■ **Action item**
The data below should be repeated exactly and in full.

■ **Listed entries**
=== Begin Enclosure ===
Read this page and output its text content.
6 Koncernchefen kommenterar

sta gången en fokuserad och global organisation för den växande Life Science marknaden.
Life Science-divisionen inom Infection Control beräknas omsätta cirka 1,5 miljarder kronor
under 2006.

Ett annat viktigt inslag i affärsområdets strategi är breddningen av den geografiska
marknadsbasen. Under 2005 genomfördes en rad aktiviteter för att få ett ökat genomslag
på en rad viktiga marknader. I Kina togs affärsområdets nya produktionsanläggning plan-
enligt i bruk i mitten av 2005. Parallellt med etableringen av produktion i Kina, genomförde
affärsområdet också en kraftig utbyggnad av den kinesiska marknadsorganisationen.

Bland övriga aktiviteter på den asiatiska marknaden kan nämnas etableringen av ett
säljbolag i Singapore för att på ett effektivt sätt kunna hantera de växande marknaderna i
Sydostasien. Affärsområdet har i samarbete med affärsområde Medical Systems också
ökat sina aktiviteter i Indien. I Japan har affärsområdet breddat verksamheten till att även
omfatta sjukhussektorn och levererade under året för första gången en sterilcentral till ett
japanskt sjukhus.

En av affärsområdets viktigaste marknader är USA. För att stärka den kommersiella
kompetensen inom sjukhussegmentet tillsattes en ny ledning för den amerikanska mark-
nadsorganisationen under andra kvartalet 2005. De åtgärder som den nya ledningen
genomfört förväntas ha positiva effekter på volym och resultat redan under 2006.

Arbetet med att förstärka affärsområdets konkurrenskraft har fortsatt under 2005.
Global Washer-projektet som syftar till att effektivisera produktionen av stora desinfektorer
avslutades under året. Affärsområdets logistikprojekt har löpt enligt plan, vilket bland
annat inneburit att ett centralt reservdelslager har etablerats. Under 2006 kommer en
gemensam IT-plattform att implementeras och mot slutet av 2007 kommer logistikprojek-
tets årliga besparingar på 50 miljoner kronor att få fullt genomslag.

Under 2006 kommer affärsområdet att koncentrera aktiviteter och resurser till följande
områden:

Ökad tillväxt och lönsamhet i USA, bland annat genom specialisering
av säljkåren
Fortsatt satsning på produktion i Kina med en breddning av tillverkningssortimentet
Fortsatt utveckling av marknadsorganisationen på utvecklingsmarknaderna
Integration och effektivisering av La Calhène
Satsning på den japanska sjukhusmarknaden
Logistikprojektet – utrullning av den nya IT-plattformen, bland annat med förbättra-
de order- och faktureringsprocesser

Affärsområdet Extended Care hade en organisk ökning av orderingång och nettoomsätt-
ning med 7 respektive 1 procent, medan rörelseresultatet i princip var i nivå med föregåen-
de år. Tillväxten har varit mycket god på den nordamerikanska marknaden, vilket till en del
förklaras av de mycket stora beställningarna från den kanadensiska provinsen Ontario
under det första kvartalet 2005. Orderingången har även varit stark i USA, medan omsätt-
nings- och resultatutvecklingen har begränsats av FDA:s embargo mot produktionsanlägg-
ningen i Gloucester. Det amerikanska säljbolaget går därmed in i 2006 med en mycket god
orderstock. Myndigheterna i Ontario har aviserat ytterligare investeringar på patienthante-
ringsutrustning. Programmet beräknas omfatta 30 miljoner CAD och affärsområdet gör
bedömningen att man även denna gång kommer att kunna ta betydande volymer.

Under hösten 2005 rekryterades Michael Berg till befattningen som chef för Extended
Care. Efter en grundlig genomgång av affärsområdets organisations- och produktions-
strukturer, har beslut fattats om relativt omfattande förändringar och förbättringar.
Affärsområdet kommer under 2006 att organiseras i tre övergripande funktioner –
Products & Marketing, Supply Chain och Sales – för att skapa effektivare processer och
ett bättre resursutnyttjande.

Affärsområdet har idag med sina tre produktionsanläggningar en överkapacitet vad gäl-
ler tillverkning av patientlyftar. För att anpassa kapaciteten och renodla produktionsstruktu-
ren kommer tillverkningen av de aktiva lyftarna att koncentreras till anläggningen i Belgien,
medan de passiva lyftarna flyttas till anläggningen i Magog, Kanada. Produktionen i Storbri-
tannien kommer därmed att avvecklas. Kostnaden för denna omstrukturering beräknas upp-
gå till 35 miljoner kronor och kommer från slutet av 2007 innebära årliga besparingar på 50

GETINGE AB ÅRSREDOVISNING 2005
=== End Enclosure ===
■ **Exercise answer**
Read this page and output its text content.
6 Koncernchefen kommenterar

sta gången en fokuserad och global organisation för den växande Life Science marknaden.
Life Science-divisionen inom Infection Control beräknas omsätta cirka 1,5 miljarder kronor
under 2006.

Ett annat viktigt inslag i affärsområdets strategi är breddningen av den geografiska
marknadsbasen. Under 2005 genomfördes en rad aktiviteter för att få ett ökat genomslag
på en rad viktiga marknader. I Kina togs affärsområdets nya produktionsanläggning plan-
enligt i bruk i mitten av 2005. Parallellt med etableringen av produktion i Kina, genomförde
affärsområdet också en kraftig utbyggnad av den kinesiska marknadsorganisationen.

Bland övriga aktiviteter på den asiatiska marknaden kan nämnas etableringen av ett
säljbolag i Singapore för att på ett effektivt sätt kunna hantera de växande marknaderna i
Sydostasien. Affärsområdet har i samarbete med affärsområde Medical Systems också
ökat sina aktiviteter i Indien. I Japan har affärsområdet breddat verksamheten till att även
omfatta sjukhussektorn och levererade under året för första gången en sterilcentral till ett
japanskt sjukhus.

En av affärsområdets viktigaste marknader är USA. För att stärka den kommersiella
kompetensen inom sjukhussegmentet tillsattes en ny ledning för den amerikanska mark-
nadsorganisationen under andra kvartalet 2005. De åtgärder som den nya ledningen
genomfört förväntas ha positiva effekter på volym och resultat redan under 2006.

Arbetet med att förstärka affärsområdets konkurrenskraft har fortsatt under 2005.
Global Washer-projektet som syftar till att effektivisera produktionen av stora desinfektorer
avslutades under året. Affärsområdets logistikprojekt har löpt enligt plan, vilket bland
annat inneburit att ett centralt reservdelslager har etablerats. Under 2006 kommer en
gemensam IT-plattform att implementeras och mot slutet av 2007 kommer logistikprojek-
tets årliga besparingar på 50 miljoner kronor att få fullt genomslag.

Under 2006 kommer affärsområdet att koncentrera aktiviteter och resurser till följande
områden:

Ökad tillväxt och lönsamhet i USA, bland annat genom specialisering
av säljkåren
Fortsatt satsning på produktion i Kina med en breddning av tillverkningssortimentet
Fortsatt utveckling av marknadsorganisationen på utvecklingsmarknaderna
Integration och effektivisering av La Calhène
Satsning på den japanska sjukhusmarknaden
Logistikprojektet – utrullning av den nya IT-plattformen, bland annat med förbättra-
de order- och faktureringsprocesser

Affärsområdet Extended Care hade en organisk ökning av orderingång och nettoomsätt-
ning med 7 respektive 1 procent, medan rörelseresultatet i princip var i nivå med föregåen-
de år. Tillväxten har varit mycket god på den nordamerikanska marknaden, vilket till en del
förklaras av de mycket stora beställningarna från den kanadensiska provinsen Ontario
under det första kvartalet 2005. Orderingången har även varit stark i USA, medan omsätt-
nings- och resultatutvecklingen har begränsats av FDA:s embargo mot produktionsanlägg-
ningen i Gloucester. Det amerikanska säljbolaget går därmed in i 2006 med en mycket god
orderstock. Myndigheterna i Ontario har aviserat ytterligare investeringar på patienthante-
ringsutrustning. Programmet beräknas omfatta 30 miljoner CAD och affärsområdet gör
bedömningen att man även denna gång kommer att kunna ta betydande volymer.

Under hösten 2005 rekryterades Michael Berg till befattningen som chef för Extended
Care. Efter en grundlig genomgång av affärsområdets organisations- och produktions-
strukturer, har beslut fattats om relativt omfattande förändringar och förbättringar.
Affärsområdet kommer under 2006 att organiseras i tre övergripande funktioner –
Products & Marketing, Supply Chain och Sales – för att skapa effektivare processer och
ett bättre resursutnyttjande.

Affärsområdet har idag med sina tre produktionsanläggningar en överkapacitet vad gäl-
ler tillverkning av patientlyftar. För att anpassa kapaciteten och renodla produktionsstruktu-
ren kommer tillverkningen av de aktiva lyftarna att koncentreras till anläggningen i Belgien,
medan de passiva lyftarna flyttas till anläggningen i Magog, Kanada. Produktionen i Storbri-
tannien kommer därmed att avvecklas. Kostnaden för denna omstrukturering beräknas upp-
gå till 35 miljoner kronor och kommer från slutet av 2007 innebära årliga besparingar på 50

GETINGE AB ÅRSREDOVISNING 2005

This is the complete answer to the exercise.